(Part of a data file)
+++

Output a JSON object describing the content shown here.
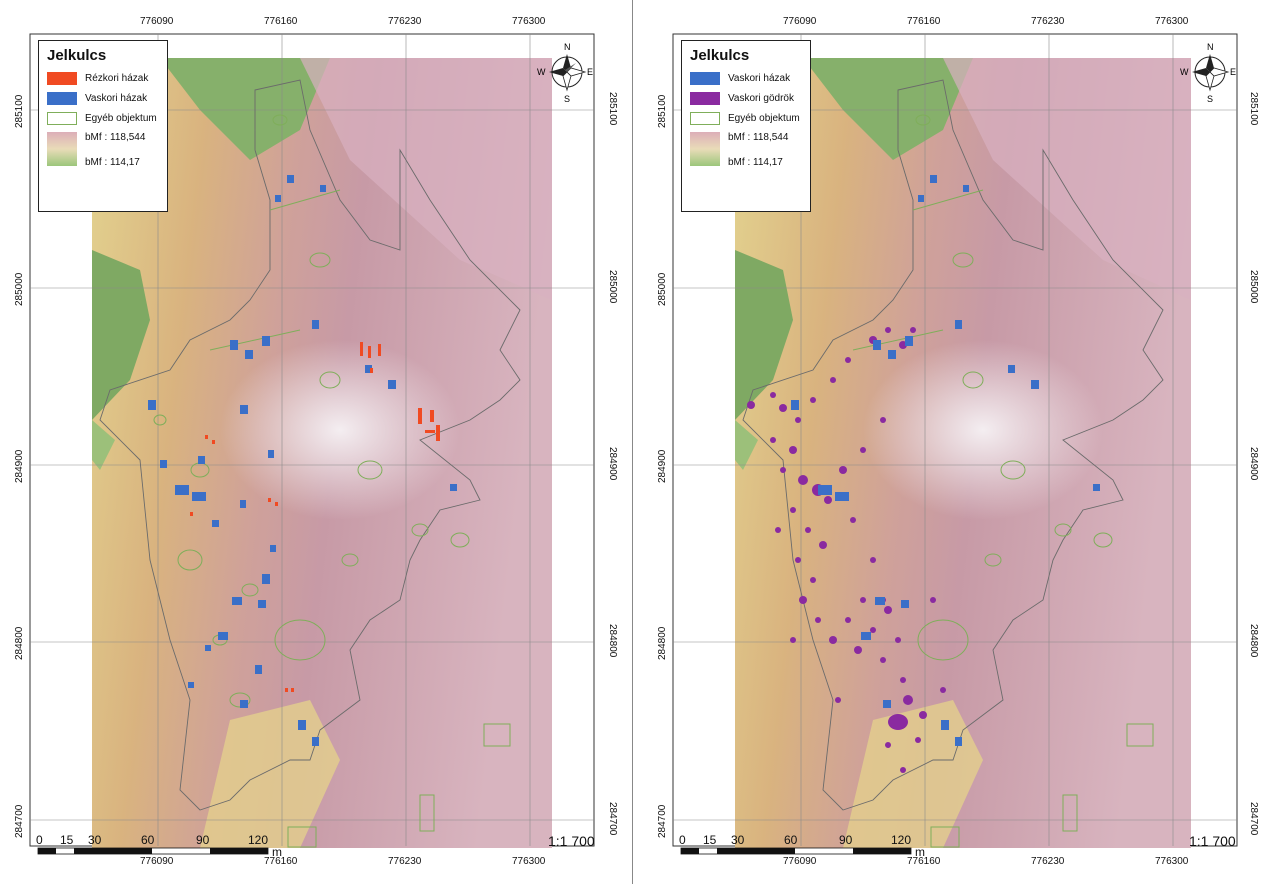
{
  "legend_left": {
    "title": "Jelkulcs",
    "items": [
      {
        "label": "Rézkori házak",
        "color": "#f04a22"
      },
      {
        "label": "Vaskori házak",
        "color": "#3a6fc8"
      },
      {
        "label": "Egyéb objektum",
        "color": "#7fae5a"
      }
    ],
    "ramp_high": "bMf : 118,544",
    "ramp_low": "bMf : 114,17"
  },
  "legend_right": {
    "title": "Jelkulcs",
    "items": [
      {
        "label": "Vaskori házak",
        "color": "#3a6fc8"
      },
      {
        "label": "Vaskori gödrök",
        "color": "#8a2aa0"
      },
      {
        "label": "Egyéb objektum",
        "color": "#7fae5a"
      }
    ],
    "ramp_high": "bMf : 118,544",
    "ramp_low": "bMf : 114,17"
  },
  "grid": {
    "x_ticks": [
      "776090",
      "776160",
      "776230",
      "776300"
    ],
    "y_ticks": [
      "285100",
      "285000",
      "284900",
      "284800",
      "284700"
    ]
  },
  "scale_bar": {
    "ticks": [
      "0",
      "15",
      "30",
      "60",
      "90",
      "120"
    ],
    "unit": "m",
    "ratio": "1:1 700"
  },
  "north_arrow": {
    "n": "N",
    "s": "S",
    "e": "E",
    "w": "W",
    "icon": "compass-rose-icon"
  }
}
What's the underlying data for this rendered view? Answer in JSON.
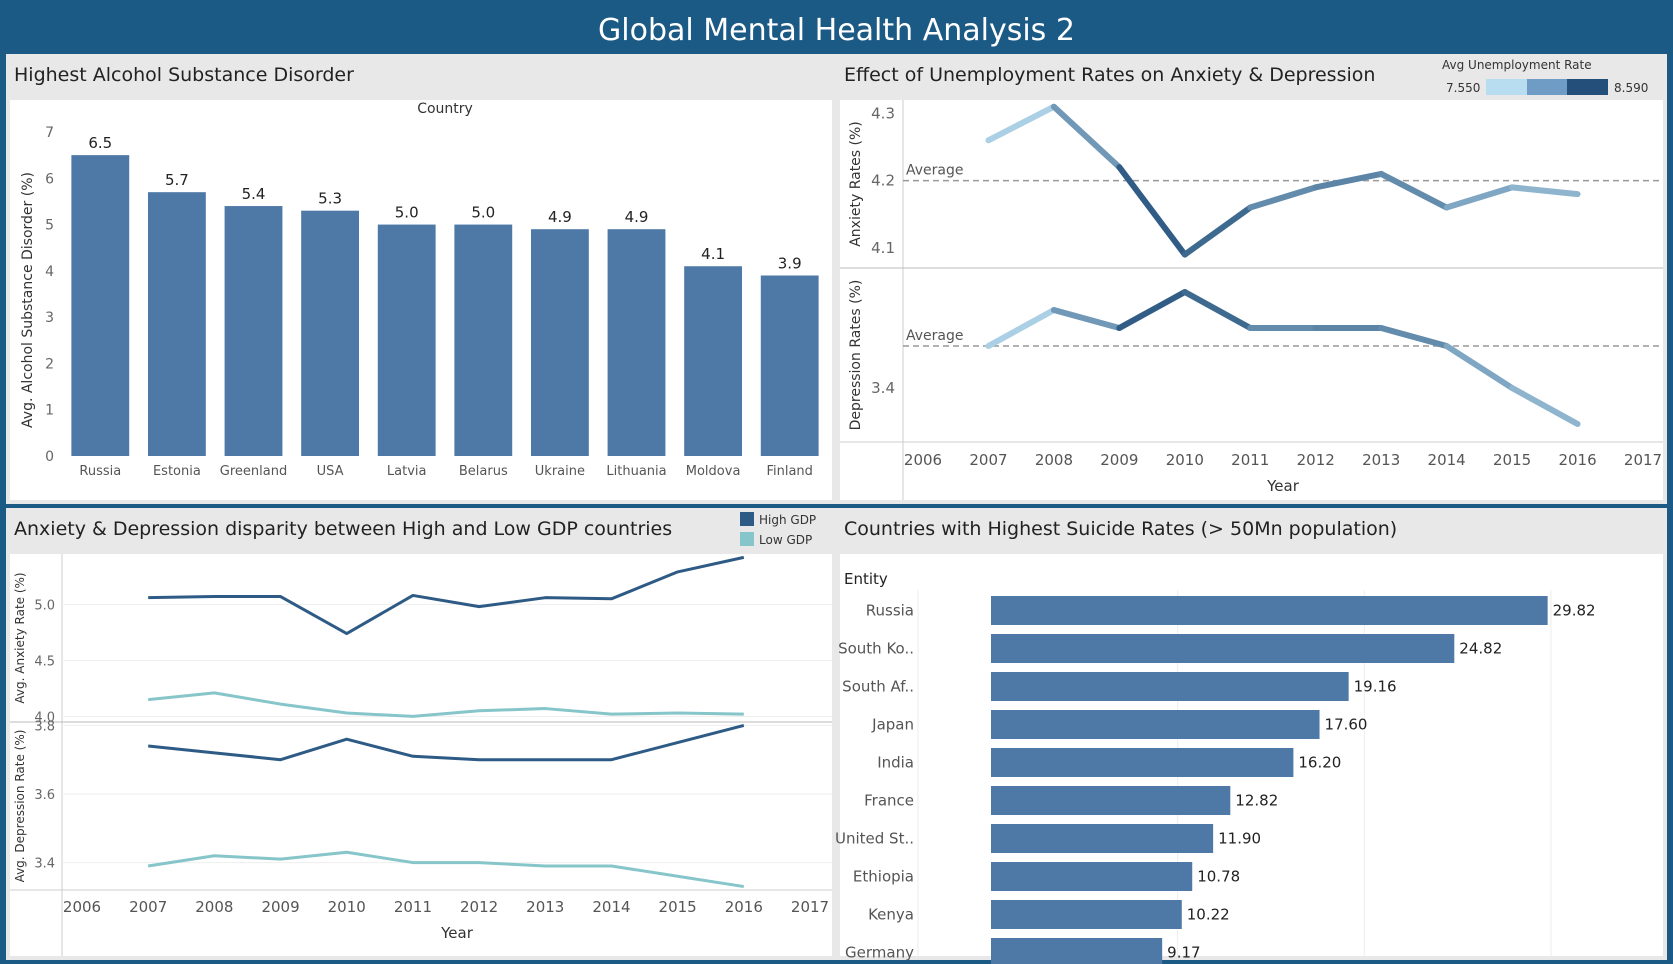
{
  "dashboard": {
    "title": "Global Mental Health Analysis 2"
  },
  "colors": {
    "bar": "#4e79a7",
    "high_gdp": "#2e5b85",
    "low_gdp": "#86c5c9",
    "unemp_low": "#b9ddf0",
    "unemp_mid": "#6f9cc4",
    "unemp_high": "#234f7a",
    "avg_line": "#999999"
  },
  "chart_data": [
    {
      "id": "alcohol",
      "type": "bar",
      "title": "Highest Alcohol Substance Disorder",
      "xlabel": "Country",
      "ylabel": "Avg. Alcohol Substance Disorder (%)",
      "categories": [
        "Russia",
        "Estonia",
        "Greenland",
        "USA",
        "Latvia",
        "Belarus",
        "Ukraine",
        "Lithuania",
        "Moldova",
        "Finland"
      ],
      "values": [
        6.5,
        5.7,
        5.4,
        5.3,
        5.0,
        5.0,
        4.9,
        4.9,
        4.1,
        3.9
      ],
      "data_labels": [
        "6.5",
        "5.7",
        "5.4",
        "5.3",
        "5.0",
        "5.0",
        "4.9",
        "4.9",
        "4.1",
        "3.9"
      ],
      "ylim": [
        0,
        7
      ],
      "yticks": [
        "0",
        "1",
        "2",
        "3",
        "4",
        "5",
        "6",
        "7"
      ]
    },
    {
      "id": "unemployment",
      "type": "line",
      "title": "Effect of Unemployment Rates on Anxiety & Depression",
      "xlabel": "Year",
      "x": [
        2007,
        2008,
        2009,
        2010,
        2011,
        2012,
        2013,
        2014,
        2015,
        2016
      ],
      "xticks": [
        "2006",
        "2007",
        "2008",
        "2009",
        "2010",
        "2011",
        "2012",
        "2013",
        "2014",
        "2015",
        "2016",
        "2017"
      ],
      "xlim": [
        2006,
        2017
      ],
      "color_legend": {
        "title": "Avg Unemployment Rate",
        "min": "7.550",
        "max": "8.590"
      },
      "unemployment": [
        7.6,
        7.7,
        8.4,
        8.59,
        8.2,
        8.1,
        8.3,
        8.0,
        7.9,
        7.8
      ],
      "average_label": "Average",
      "panels": [
        {
          "ylabel": "Anxiety Rates (%)",
          "values": [
            4.26,
            4.31,
            4.22,
            4.09,
            4.16,
            4.19,
            4.21,
            4.16,
            4.19,
            4.18
          ],
          "average": 4.2,
          "ylim": [
            4.07,
            4.32
          ],
          "yticks": [
            "4.1",
            "4.2",
            "4.3"
          ]
        },
        {
          "ylabel": "Depression Rates (%)",
          "values": [
            3.47,
            3.53,
            3.5,
            3.56,
            3.5,
            3.5,
            3.5,
            3.47,
            3.4,
            3.34
          ],
          "average": 3.47,
          "ylim": [
            3.31,
            3.6
          ],
          "yticks": [
            "3.4"
          ]
        }
      ]
    },
    {
      "id": "gdp",
      "type": "line",
      "title": "Anxiety & Depression disparity between High and Low GDP countries",
      "xlabel": "Year",
      "x": [
        2007,
        2008,
        2009,
        2010,
        2011,
        2012,
        2013,
        2014,
        2015,
        2016
      ],
      "xticks": [
        "2006",
        "2007",
        "2008",
        "2009",
        "2010",
        "2011",
        "2012",
        "2013",
        "2014",
        "2015",
        "2016",
        "2017"
      ],
      "xlim": [
        2006,
        2017
      ],
      "legend": [
        "High GDP",
        "Low GDP"
      ],
      "panels": [
        {
          "ylabel": "Avg. Anxiety Rate (%)",
          "ylim": [
            3.95,
            5.45
          ],
          "yticks": [
            "4.0",
            "4.5",
            "5.0"
          ],
          "series": [
            {
              "name": "High GDP",
              "values": [
                5.06,
                5.07,
                5.07,
                4.74,
                5.08,
                4.98,
                5.06,
                5.05,
                5.29,
                5.42
              ]
            },
            {
              "name": "Low GDP",
              "values": [
                4.15,
                4.21,
                4.11,
                4.03,
                4.0,
                4.05,
                4.07,
                4.02,
                4.03,
                4.02
              ]
            }
          ]
        },
        {
          "ylabel": "Avg. Depression Rate (%)",
          "ylim": [
            3.32,
            3.81
          ],
          "yticks": [
            "3.4",
            "3.6",
            "3.8"
          ],
          "series": [
            {
              "name": "High GDP",
              "values": [
                3.74,
                3.72,
                3.7,
                3.76,
                3.71,
                3.7,
                3.7,
                3.7,
                3.75,
                3.8
              ]
            },
            {
              "name": "Low GDP",
              "values": [
                3.39,
                3.42,
                3.41,
                3.43,
                3.4,
                3.4,
                3.39,
                3.39,
                3.36,
                3.33
              ]
            }
          ]
        }
      ]
    },
    {
      "id": "suicide",
      "type": "bar",
      "orientation": "horizontal",
      "title": "Countries with Highest Suicide Rates (> 50Mn population)",
      "ylabel": "Entity",
      "categories": [
        "Russia",
        "South Ko..",
        "South Af..",
        "Japan",
        "India",
        "France",
        "United St..",
        "Ethiopia",
        "Kenya",
        "Germany"
      ],
      "values": [
        29.82,
        24.82,
        19.16,
        17.6,
        16.2,
        12.82,
        11.9,
        10.78,
        10.22,
        9.17
      ],
      "data_labels": [
        "29.82",
        "24.82",
        "19.16",
        "17.60",
        "16.20",
        "12.82",
        "11.90",
        "10.78",
        "10.22",
        "9.17"
      ],
      "xlim": [
        0,
        36
      ]
    }
  ]
}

+++

Aim ▸
Sift the material for lines with the string "title". Copy each one found.

Exercise answer ▸
    "title": "Jelkulcs",
    "title": "Jelkulcs",
    "title": "Global Mental Health Analysis 2"
      "title": "Highest Alcohol Substance Disorder",
      "title": "Effect of Unemployment Rates on Anxiety & Depression",
        "title": "Avg Unemployment Rate",
      "title": "Anxiety & Depression disparity between High and Low GDP countries",
      "title": "Countries with Highest Suicide Rates (> 50Mn population)",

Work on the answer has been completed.